The group described as the largest criminal organisation in the world had a legal existence for a long time. The different clans had premises and a list of employees. For example, members of the Yamaguchi Gumi family (one of the most influential families) had a website and a magazine. However, these « crime syndicates » have faced a significant tightening of measures against them. In 1992 an anti-gang law was passed, reinforced in 1993 by an anti-money laundering law. The adoption of these rules came just after the Japanese speculative bubble burst. Many companies went bankrupt and the government feared that the economic system was being undermined by the yakuzas and their money.

> _EXTRACTED INFORMATION_:
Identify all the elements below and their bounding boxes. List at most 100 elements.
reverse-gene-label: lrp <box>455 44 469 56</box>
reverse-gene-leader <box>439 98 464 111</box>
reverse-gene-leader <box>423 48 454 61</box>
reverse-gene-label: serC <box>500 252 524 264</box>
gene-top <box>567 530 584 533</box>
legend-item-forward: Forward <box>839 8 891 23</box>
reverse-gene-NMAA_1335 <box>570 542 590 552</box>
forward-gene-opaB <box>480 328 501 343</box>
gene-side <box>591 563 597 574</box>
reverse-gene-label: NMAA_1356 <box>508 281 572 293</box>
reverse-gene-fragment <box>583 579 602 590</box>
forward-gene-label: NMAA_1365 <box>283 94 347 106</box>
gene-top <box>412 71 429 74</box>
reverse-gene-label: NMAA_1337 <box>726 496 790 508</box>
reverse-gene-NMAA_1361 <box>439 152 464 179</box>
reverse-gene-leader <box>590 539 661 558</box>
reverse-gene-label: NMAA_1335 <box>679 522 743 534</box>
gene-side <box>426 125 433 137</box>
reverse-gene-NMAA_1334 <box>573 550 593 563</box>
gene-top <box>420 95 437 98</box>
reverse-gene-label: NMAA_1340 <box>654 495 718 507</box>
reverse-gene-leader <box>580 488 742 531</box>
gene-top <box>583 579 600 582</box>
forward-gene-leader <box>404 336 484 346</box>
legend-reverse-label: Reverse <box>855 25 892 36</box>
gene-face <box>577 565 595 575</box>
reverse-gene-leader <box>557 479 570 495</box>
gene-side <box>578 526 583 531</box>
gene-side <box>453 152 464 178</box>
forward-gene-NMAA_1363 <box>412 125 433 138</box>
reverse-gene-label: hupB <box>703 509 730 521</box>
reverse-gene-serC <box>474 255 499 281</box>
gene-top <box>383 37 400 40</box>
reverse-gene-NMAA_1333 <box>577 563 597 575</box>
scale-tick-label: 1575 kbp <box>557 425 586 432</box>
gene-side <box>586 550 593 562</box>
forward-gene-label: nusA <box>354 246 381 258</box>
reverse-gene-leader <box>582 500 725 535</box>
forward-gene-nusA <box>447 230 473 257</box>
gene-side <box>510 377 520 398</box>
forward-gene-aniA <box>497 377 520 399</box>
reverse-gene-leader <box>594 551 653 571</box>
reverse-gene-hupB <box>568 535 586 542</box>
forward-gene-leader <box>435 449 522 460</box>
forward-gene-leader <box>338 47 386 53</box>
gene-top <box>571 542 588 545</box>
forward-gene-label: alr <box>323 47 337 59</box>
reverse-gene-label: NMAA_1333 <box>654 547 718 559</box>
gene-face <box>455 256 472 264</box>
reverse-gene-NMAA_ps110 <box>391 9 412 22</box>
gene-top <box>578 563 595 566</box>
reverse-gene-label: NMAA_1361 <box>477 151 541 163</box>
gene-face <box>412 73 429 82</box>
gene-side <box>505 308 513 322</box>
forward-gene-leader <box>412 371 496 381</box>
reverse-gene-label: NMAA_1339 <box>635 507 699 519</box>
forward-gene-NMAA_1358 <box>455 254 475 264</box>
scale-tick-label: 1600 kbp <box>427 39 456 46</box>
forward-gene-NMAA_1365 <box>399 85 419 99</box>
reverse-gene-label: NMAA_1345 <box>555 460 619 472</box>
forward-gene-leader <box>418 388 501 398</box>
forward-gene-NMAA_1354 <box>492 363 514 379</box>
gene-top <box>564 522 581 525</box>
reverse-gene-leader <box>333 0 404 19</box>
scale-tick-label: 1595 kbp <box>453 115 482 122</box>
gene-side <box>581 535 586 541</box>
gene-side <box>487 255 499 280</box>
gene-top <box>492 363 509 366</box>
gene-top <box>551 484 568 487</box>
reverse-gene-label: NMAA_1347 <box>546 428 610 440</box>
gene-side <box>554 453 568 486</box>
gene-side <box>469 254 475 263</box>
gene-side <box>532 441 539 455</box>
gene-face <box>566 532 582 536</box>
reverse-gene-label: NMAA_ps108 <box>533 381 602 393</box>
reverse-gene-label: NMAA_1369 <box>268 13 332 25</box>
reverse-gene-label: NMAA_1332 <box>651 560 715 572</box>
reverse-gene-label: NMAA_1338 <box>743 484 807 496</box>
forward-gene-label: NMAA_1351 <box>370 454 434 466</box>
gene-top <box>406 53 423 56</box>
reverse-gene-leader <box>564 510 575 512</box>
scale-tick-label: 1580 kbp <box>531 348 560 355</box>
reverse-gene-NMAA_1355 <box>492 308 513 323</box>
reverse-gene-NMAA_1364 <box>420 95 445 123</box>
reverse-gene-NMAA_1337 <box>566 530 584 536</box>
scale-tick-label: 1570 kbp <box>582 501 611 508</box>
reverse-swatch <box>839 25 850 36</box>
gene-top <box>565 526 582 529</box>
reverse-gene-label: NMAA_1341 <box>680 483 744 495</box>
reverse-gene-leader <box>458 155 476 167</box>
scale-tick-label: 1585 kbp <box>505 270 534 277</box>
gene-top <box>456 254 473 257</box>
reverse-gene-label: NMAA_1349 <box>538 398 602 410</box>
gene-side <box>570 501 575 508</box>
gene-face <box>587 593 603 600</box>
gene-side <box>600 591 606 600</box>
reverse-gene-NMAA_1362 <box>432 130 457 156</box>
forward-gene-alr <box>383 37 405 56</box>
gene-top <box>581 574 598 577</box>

> _EXERCISES_:
(A) List everything that the yakuza text says the clans or the Yamaguchi Gumi members had.
(B) In the yakuza text, what law was passed in 1992?
(C) Continue the text on the yakuzas from its final sentence.

> _ANSWERS TO THE PROBLEMS_:
(A)
premises
a list of employees
a website
a magazine

(B) An anti-gang law.

(C)
Thus, some experts are talking about a loss of influence of the Japanese mafia, which no longer inspires as many vocations as before. There were 180,000 members in the 1960s and this number has now fallen to 15,000. However, this analysis must be shaded. The stakes for the yakuzas are no longer the same and it is important for them to be discreet. For this reason, some fear that the Japanese mafia has infiltrated all strata of society, especially the economic and political sectors. The yakuza are similar almost to ordinary citizens and it is necessary if they want to fulfil their goals. In fact, the group wants to become more international and influential. For reasons of credibility and trustworthiness, it is necessary to avoid causing a rift. To achieve this, the various families must face new challenges.
The honour so dear to the yakuza is no longer truly shared by the new criminals who highlight certain activities and attract the attention of the authorities. New groups, mostly Chinese, are also interfering with the Japanese mafia’s business. The number of stakeholders is increasing and the management of certain markets and territories is becoming more complex.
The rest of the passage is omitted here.